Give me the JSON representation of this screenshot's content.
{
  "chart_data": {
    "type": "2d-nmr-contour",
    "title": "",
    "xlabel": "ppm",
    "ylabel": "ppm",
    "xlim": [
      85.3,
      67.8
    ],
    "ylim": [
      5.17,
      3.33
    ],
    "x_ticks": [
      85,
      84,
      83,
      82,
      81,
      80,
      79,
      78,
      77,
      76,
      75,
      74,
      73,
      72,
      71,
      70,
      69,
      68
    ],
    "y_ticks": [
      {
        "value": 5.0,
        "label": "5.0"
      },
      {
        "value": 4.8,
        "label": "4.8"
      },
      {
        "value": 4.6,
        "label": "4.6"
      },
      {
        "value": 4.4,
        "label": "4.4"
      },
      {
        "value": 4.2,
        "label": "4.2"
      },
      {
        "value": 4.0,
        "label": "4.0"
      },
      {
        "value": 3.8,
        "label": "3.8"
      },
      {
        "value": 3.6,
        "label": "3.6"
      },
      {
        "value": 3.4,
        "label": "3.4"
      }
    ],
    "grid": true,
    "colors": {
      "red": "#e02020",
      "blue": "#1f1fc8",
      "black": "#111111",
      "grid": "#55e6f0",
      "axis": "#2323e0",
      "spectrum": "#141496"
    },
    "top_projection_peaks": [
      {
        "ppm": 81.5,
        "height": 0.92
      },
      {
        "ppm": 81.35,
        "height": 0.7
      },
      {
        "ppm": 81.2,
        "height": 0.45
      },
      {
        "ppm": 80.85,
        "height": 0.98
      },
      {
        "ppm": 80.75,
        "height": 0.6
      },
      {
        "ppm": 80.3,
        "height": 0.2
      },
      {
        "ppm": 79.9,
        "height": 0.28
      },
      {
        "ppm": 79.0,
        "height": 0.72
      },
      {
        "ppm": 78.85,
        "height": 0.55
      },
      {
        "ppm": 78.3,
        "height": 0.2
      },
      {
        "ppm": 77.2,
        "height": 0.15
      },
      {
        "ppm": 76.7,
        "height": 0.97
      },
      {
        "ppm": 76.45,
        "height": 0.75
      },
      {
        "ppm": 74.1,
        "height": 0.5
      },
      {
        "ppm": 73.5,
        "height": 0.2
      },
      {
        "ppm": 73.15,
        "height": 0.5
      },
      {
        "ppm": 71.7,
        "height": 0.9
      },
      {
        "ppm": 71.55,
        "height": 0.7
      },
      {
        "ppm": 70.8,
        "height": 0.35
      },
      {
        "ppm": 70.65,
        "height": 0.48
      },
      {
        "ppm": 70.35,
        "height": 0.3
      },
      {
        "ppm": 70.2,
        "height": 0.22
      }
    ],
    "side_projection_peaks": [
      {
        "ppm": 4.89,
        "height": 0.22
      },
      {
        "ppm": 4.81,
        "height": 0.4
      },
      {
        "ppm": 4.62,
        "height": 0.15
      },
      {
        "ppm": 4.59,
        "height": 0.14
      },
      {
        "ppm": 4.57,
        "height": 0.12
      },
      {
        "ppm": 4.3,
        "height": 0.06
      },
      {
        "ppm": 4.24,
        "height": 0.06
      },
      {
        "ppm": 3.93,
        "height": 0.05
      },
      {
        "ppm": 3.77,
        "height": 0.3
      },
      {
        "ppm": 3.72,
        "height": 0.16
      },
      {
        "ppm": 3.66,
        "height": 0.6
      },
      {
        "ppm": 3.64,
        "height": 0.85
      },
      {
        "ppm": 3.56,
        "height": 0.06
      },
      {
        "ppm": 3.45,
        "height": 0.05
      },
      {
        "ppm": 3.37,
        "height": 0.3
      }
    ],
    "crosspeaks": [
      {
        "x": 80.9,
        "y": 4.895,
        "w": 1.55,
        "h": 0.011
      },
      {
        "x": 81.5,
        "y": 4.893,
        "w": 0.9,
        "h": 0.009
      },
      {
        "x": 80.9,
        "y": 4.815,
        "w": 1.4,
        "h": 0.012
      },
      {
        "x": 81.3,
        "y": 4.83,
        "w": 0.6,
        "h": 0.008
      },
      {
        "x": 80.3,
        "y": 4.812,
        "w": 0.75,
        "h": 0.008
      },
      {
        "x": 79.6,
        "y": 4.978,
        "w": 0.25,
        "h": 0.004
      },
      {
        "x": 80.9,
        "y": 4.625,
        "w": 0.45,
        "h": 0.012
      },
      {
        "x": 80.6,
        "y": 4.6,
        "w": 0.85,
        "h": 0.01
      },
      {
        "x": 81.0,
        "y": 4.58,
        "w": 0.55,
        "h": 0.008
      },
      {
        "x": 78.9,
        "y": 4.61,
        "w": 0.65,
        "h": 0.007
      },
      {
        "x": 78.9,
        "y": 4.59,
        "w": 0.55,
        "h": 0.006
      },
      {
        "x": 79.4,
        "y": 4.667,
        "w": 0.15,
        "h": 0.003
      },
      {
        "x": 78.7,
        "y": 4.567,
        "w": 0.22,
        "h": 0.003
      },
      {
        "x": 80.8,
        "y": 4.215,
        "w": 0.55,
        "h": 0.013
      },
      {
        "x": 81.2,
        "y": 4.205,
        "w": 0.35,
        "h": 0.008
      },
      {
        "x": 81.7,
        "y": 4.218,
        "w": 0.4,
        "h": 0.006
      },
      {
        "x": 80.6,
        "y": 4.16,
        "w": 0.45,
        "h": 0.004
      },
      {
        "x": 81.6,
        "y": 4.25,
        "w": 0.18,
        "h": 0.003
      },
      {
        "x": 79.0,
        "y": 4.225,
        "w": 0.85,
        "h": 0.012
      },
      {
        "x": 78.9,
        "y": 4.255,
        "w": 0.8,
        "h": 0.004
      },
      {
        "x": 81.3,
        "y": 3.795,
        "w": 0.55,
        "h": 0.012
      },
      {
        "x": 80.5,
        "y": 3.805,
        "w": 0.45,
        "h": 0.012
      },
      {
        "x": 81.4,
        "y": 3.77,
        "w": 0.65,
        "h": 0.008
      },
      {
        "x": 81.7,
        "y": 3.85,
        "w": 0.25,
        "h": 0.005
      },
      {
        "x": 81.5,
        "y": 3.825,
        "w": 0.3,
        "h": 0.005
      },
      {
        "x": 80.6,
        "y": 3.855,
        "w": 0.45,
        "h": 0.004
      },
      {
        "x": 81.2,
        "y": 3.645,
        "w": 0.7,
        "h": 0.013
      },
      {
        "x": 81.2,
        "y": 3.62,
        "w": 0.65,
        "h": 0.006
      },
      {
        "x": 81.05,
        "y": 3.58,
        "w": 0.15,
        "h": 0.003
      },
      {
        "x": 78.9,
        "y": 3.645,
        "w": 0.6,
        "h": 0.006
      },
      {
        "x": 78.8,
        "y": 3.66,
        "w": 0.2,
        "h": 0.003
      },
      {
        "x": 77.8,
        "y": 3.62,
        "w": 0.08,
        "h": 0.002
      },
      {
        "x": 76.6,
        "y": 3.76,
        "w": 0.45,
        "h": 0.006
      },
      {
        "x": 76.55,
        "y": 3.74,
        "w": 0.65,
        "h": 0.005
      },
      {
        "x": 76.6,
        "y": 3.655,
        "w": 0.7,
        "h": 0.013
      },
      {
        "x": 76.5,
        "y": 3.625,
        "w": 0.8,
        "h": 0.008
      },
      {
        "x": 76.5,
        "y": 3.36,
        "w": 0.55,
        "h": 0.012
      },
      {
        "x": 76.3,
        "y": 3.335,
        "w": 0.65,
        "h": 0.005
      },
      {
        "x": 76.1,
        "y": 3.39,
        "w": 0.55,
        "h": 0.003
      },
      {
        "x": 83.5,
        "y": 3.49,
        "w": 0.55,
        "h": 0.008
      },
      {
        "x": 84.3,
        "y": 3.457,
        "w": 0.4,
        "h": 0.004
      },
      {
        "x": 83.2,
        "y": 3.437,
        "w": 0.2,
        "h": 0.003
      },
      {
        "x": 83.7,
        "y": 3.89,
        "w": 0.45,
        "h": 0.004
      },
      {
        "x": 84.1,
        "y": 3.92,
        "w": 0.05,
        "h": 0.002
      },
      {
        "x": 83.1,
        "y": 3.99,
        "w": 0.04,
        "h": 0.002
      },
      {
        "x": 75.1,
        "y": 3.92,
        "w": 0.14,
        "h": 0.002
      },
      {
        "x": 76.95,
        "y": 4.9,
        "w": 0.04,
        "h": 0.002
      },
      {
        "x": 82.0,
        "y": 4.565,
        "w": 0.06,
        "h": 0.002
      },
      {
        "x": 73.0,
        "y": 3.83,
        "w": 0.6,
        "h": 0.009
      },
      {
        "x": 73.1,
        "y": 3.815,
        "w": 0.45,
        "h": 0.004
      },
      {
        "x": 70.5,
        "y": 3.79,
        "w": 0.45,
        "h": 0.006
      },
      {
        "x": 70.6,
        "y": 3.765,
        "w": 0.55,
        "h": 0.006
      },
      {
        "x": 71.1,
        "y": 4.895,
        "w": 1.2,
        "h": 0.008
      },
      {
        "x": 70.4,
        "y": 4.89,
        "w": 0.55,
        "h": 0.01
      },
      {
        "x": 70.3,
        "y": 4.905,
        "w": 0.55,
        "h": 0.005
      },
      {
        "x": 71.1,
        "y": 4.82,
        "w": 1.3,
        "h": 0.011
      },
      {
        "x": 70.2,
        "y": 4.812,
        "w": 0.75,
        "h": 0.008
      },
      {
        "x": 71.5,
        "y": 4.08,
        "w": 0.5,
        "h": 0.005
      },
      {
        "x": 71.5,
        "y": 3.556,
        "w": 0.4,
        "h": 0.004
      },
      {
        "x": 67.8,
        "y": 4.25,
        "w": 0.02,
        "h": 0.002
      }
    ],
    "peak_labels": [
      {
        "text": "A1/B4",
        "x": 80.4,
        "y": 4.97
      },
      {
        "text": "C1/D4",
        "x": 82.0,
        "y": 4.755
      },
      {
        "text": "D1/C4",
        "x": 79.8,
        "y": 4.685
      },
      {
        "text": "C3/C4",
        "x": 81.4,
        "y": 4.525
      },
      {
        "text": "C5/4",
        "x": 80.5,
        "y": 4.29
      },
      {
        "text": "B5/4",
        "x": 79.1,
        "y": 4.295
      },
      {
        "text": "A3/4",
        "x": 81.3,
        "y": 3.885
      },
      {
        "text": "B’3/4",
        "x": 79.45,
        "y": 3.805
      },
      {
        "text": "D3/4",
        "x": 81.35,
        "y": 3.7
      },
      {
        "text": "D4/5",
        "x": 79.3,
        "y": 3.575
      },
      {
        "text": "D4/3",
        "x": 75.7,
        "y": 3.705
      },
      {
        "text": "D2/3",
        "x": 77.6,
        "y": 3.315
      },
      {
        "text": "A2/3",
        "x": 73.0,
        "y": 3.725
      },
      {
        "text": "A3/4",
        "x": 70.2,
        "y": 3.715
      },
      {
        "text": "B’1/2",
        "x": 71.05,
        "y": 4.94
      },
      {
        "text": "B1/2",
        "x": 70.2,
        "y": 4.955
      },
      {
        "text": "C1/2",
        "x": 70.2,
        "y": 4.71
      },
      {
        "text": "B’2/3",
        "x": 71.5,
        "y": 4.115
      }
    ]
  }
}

Do this: Identify every line above that includes the word "value", and show those lines.

Solution to the exercise:
        "value": 5.0,
        "value": 4.8,
        "value": 4.6,
        "value": 4.4,
        "value": 4.2,
        "value": 4.0,
        "value": 3.8,
        "value": 3.6,
        "value": 3.4,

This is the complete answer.